INSTRUCTION: The entries below should be given again exactly, minus their pictures.
^^^^
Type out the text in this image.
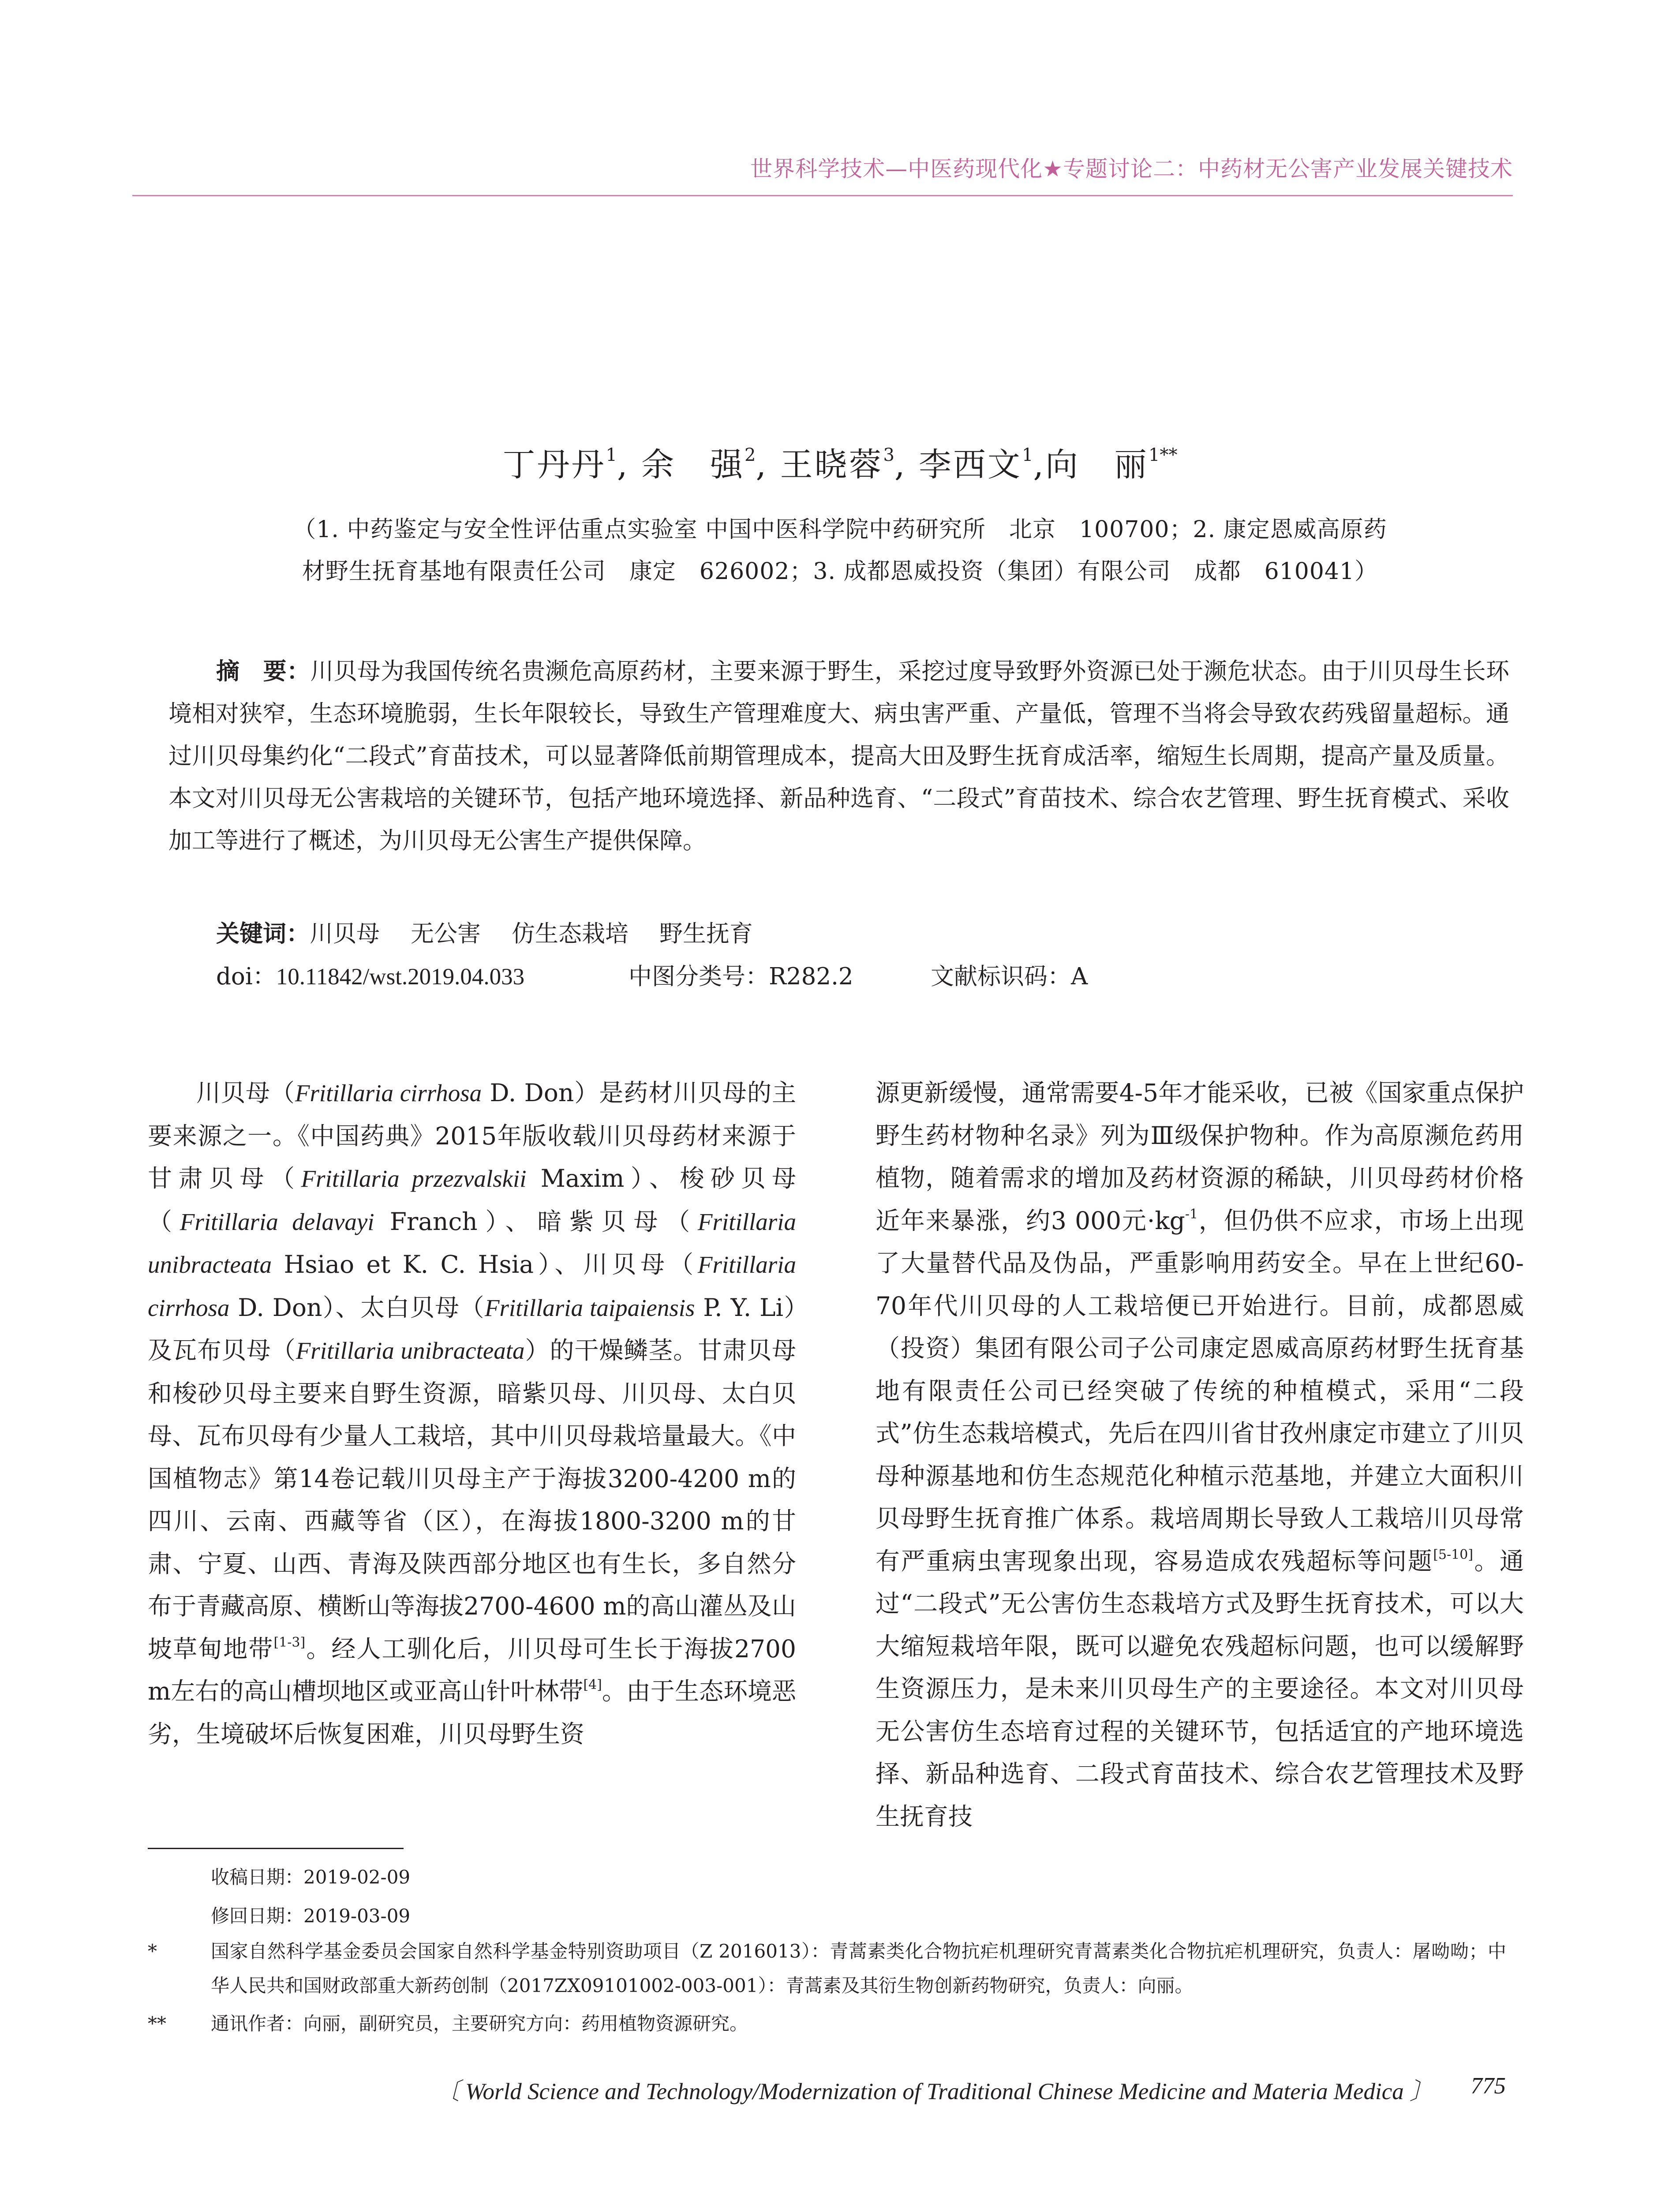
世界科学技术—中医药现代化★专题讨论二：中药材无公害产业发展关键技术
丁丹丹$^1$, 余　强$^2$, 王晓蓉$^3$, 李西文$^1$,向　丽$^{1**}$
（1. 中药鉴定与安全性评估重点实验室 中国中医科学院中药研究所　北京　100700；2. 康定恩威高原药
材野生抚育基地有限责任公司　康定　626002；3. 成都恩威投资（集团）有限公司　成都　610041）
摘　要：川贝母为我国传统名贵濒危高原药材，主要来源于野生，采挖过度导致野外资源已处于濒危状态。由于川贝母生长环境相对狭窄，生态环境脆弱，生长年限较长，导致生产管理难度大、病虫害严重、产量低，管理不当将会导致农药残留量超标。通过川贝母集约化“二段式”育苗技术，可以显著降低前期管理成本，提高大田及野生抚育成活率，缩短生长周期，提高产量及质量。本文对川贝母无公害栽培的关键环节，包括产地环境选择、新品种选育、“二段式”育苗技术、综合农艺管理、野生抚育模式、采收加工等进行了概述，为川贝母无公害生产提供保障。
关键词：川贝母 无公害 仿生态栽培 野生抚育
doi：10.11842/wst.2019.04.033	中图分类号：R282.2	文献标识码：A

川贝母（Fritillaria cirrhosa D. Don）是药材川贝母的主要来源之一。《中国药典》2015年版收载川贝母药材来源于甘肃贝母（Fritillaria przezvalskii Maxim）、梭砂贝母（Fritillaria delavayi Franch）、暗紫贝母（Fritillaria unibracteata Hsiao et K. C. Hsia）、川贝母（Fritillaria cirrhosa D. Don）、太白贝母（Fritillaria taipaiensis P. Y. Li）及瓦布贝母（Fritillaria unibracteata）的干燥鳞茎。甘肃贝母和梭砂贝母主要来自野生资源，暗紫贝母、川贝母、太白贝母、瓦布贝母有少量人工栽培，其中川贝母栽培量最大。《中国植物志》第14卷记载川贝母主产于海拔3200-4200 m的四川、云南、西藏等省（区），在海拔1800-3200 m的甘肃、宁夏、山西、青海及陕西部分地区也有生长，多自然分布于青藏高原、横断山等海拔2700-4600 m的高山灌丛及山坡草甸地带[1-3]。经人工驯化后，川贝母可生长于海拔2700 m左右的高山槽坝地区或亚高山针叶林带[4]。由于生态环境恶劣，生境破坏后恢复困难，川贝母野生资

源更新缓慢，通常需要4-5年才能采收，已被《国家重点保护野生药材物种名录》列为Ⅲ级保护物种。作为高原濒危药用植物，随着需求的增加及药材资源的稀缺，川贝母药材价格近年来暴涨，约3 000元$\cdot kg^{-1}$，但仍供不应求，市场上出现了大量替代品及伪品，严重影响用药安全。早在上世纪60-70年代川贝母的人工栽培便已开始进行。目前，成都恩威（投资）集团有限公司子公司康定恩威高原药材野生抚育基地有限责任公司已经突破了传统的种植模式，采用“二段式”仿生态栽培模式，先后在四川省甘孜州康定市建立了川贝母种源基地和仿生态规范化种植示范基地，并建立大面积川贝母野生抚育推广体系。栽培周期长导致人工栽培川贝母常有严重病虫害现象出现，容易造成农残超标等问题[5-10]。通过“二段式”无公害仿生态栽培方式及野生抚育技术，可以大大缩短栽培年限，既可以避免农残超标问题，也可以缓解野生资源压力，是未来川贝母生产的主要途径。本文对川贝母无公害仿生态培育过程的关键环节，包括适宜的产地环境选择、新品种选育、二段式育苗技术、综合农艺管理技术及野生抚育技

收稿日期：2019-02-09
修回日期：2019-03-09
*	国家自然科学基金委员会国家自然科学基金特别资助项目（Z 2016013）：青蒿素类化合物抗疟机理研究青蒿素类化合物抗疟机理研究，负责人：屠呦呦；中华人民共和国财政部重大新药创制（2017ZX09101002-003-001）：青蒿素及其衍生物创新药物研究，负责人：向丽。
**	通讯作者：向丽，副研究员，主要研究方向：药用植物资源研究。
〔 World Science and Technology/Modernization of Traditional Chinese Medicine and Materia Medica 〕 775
^^^^
WRITTEN SOLUTION:
Type out the text in this image.
世界科学技术—中医药现代化★专题讨论二：中药材无公害产业发展关键技术
丁丹丹$^1$, 余　强$^2$, 王晓蓉$^3$, 李西文$^1$,向　丽$^{1**}$
（1. 中药鉴定与安全性评估重点实验室 中国中医科学院中药研究所　北京　100700；2. 康定恩威高原药
材野生抚育基地有限责任公司　康定　626002；3. 成都恩威投资（集团）有限公司　成都　610041）
摘　要：川贝母为我国传统名贵濒危高原药材，主要来源于野生，采挖过度导致野外资源已处于濒危状态。由于川贝母生长环境相对狭窄，生态环境脆弱，生长年限较长，导致生产管理难度大、病虫害严重、产量低，管理不当将会导致农药残留量超标。通过川贝母集约化“二段式”育苗技术，可以显著降低前期管理成本，提高大田及野生抚育成活率，缩短生长周期，提高产量及质量。本文对川贝母无公害栽培的关键环节，包括产地环境选择、新品种选育、“二段式”育苗技术、综合农艺管理、野生抚育模式、采收加工等进行了概述，为川贝母无公害生产提供保障。
关键词：川贝母 无公害 仿生态栽培 野生抚育
doi：10.11842/wst.2019.04.033	中图分类号：R282.2	文献标识码：A

川贝母（Fritillaria cirrhosa D. Don）是药材川贝母的主要来源之一。《中国药典》2015年版收载川贝母药材来源于甘肃贝母（Fritillaria przezvalskii Maxim）、梭砂贝母（Fritillaria delavayi Franch）、暗紫贝母（Fritillaria unibracteata Hsiao et K. C. Hsia）、川贝母（Fritillaria cirrhosa D. Don）、太白贝母（Fritillaria taipaiensis P. Y. Li）及瓦布贝母（Fritillaria unibracteata）的干燥鳞茎。甘肃贝母和梭砂贝母主要来自野生资源，暗紫贝母、川贝母、太白贝母、瓦布贝母有少量人工栽培，其中川贝母栽培量最大。《中国植物志》第14卷记载川贝母主产于海拔3200-4200 m的四川、云南、西藏等省（区），在海拔1800-3200 m的甘肃、宁夏、山西、青海及陕西部分地区也有生长，多自然分布于青藏高原、横断山等海拔2700-4600 m的高山灌丛及山坡草甸地带[1-3]。经人工驯化后，川贝母可生长于海拔2700 m左右的高山槽坝地区或亚高山针叶林带[4]。由于生态环境恶劣，生境破坏后恢复困难，川贝母野生资

源更新缓慢，通常需要4-5年才能采收，已被《国家重点保护野生药材物种名录》列为Ⅲ级保护物种。作为高原濒危药用植物，随着需求的增加及药材资源的稀缺，川贝母药材价格近年来暴涨，约3 000元$\cdot kg^{-1}$，但仍供不应求，市场上出现了大量替代品及伪品，严重影响用药安全。早在上世纪60-70年代川贝母的人工栽培便已开始进行。目前，成都恩威（投资）集团有限公司子公司康定恩威高原药材野生抚育基地有限责任公司已经突破了传统的种植模式，采用“二段式”仿生态栽培模式，先后在四川省甘孜州康定市建立了川贝母种源基地和仿生态规范化种植示范基地，并建立大面积川贝母野生抚育推广体系。栽培周期长导致人工栽培川贝母常有严重病虫害现象出现，容易造成农残超标等问题[5-10]。通过“二段式”无公害仿生态栽培方式及野生抚育技术，可以大大缩短栽培年限，既可以避免农残超标问题，也可以缓解野生资源压力，是未来川贝母生产的主要途径。本文对川贝母无公害仿生态培育过程的关键环节，包括适宜的产地环境选择、新品种选育、二段式育苗技术、综合农艺管理技术及野生抚育技

收稿日期：2019-02-09
修回日期：2019-03-09
*	国家自然科学基金委员会国家自然科学基金特别资助项目（Z 2016013）：青蒿素类化合物抗疟机理研究青蒿素类化合物抗疟机理研究，负责人：屠呦呦；中华人民共和国财政部重大新药创制（2017ZX09101002-003-001）：青蒿素及其衍生物创新药物研究，负责人：向丽。
**	通讯作者：向丽，副研究员，主要研究方向：药用植物资源研究。
〔 World Science and Technology/Modernization of Traditional Chinese Medicine and Materia Medica 〕 775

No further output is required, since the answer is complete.